:: Given data

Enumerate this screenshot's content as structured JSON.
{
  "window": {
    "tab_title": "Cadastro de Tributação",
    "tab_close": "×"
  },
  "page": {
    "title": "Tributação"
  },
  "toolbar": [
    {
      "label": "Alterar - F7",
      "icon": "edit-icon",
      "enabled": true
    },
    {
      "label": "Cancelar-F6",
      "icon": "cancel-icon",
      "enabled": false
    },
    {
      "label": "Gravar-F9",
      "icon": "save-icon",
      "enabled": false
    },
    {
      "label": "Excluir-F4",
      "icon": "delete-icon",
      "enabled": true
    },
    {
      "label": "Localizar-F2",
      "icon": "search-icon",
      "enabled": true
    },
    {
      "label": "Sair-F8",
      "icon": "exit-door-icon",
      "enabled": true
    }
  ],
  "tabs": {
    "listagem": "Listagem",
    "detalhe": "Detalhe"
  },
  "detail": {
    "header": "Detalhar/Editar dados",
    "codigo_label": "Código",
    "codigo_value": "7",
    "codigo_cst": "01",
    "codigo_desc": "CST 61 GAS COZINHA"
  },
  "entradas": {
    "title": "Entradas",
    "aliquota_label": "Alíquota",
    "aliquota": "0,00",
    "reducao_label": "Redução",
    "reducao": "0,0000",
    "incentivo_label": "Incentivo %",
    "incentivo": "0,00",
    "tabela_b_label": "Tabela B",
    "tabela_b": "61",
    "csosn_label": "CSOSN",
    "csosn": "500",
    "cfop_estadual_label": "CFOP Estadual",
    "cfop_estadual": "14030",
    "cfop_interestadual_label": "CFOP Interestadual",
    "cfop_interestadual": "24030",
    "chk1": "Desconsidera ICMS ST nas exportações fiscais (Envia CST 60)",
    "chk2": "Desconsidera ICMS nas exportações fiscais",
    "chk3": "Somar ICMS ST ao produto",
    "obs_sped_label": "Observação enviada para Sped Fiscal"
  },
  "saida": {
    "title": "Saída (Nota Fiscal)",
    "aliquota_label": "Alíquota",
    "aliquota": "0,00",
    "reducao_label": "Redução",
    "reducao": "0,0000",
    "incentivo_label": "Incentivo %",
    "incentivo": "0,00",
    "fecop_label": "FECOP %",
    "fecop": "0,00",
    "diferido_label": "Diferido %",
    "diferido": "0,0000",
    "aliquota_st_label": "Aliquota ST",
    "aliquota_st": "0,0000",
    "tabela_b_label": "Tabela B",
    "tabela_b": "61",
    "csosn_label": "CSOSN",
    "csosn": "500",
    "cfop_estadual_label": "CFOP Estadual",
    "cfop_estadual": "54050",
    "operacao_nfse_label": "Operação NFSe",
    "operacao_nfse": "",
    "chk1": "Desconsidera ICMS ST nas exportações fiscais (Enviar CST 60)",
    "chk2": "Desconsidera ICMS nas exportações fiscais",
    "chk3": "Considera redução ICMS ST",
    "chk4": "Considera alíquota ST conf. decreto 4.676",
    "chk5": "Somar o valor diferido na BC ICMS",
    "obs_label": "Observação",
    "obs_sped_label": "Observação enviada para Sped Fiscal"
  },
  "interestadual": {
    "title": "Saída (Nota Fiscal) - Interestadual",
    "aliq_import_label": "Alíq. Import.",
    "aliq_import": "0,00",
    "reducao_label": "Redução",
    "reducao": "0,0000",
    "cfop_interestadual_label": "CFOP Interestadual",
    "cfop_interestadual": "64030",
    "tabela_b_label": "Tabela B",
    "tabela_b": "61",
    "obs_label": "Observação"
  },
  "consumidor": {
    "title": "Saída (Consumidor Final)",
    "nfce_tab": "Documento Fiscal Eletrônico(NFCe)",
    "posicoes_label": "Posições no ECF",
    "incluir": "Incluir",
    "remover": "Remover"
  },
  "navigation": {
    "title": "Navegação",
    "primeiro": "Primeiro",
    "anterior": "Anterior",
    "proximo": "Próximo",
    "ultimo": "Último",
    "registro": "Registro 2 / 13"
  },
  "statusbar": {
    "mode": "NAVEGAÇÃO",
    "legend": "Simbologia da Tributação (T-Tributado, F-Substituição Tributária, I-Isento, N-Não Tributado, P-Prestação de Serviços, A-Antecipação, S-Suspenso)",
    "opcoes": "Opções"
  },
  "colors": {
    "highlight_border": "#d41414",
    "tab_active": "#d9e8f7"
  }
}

::::

- Problem details: Each line above that includes "Nota" should be shown.

- Written response:
    "title": "Saída (Nota Fiscal)",
    "title": "Saída (Nota Fiscal) - Interestadual",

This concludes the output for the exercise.